━━ PROVIDED ENTRIES

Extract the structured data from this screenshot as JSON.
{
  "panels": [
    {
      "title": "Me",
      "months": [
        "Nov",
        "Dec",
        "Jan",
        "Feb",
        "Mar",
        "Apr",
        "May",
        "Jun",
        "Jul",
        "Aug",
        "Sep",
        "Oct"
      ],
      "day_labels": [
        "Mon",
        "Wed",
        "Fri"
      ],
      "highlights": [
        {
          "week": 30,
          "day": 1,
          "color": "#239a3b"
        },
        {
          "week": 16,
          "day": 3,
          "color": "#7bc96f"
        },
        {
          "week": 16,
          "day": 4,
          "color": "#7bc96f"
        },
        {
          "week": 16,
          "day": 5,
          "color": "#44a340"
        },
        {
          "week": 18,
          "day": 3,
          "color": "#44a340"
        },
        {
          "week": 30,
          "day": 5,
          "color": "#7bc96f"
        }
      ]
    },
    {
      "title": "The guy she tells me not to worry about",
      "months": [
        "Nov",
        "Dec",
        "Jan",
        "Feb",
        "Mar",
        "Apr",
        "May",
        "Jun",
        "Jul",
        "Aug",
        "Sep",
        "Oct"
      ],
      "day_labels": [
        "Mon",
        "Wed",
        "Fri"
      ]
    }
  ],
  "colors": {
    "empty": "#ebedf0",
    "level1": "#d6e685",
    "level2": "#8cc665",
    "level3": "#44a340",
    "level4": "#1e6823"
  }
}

━━━━
━━ PROVIDED ENTRIES

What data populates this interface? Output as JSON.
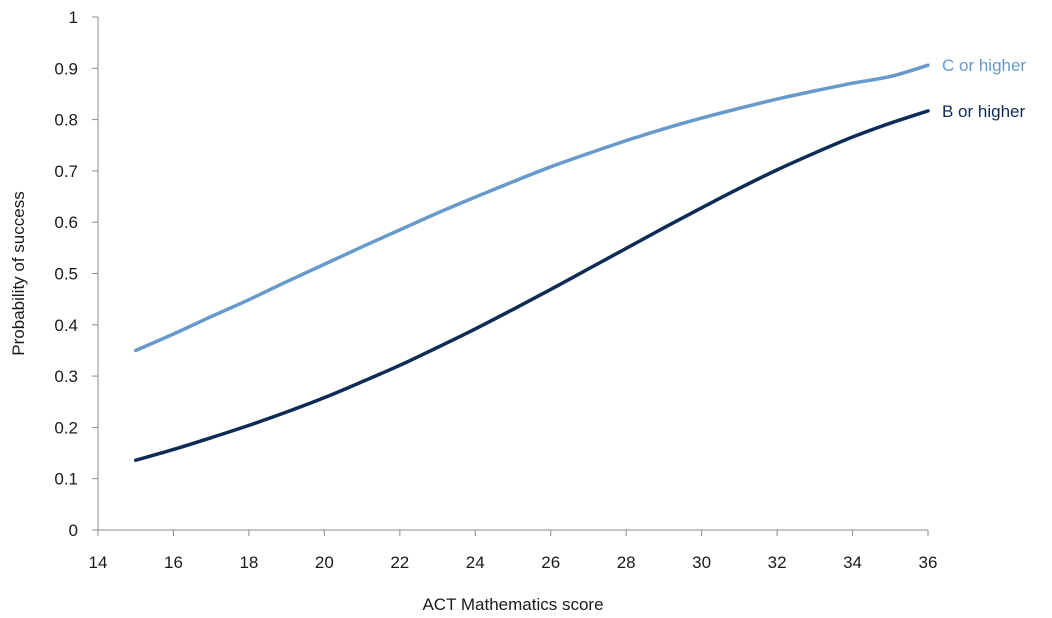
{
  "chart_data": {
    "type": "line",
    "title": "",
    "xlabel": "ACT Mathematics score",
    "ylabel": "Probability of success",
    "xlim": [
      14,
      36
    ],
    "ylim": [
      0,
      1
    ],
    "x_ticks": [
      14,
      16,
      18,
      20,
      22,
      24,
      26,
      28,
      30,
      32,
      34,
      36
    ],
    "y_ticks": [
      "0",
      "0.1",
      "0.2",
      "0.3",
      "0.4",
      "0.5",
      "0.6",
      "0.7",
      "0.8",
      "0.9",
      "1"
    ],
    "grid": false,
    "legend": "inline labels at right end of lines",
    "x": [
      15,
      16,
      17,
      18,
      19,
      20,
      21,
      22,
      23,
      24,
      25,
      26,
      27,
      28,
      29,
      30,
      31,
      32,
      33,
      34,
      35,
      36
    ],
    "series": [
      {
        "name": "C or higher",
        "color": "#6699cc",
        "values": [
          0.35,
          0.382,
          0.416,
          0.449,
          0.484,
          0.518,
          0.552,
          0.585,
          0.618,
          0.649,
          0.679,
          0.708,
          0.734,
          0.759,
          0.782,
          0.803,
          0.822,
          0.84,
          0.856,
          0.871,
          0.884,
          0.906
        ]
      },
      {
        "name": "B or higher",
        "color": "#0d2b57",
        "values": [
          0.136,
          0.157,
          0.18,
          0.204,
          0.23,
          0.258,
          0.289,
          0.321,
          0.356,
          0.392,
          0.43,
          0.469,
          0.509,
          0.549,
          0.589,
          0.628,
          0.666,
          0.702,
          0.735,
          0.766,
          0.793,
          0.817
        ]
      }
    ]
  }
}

━━━━

Go through the records above and copy every line with the word "title".

      "title": "Me",
      "title": "The guy she tells me not to worry about",
    "title": "",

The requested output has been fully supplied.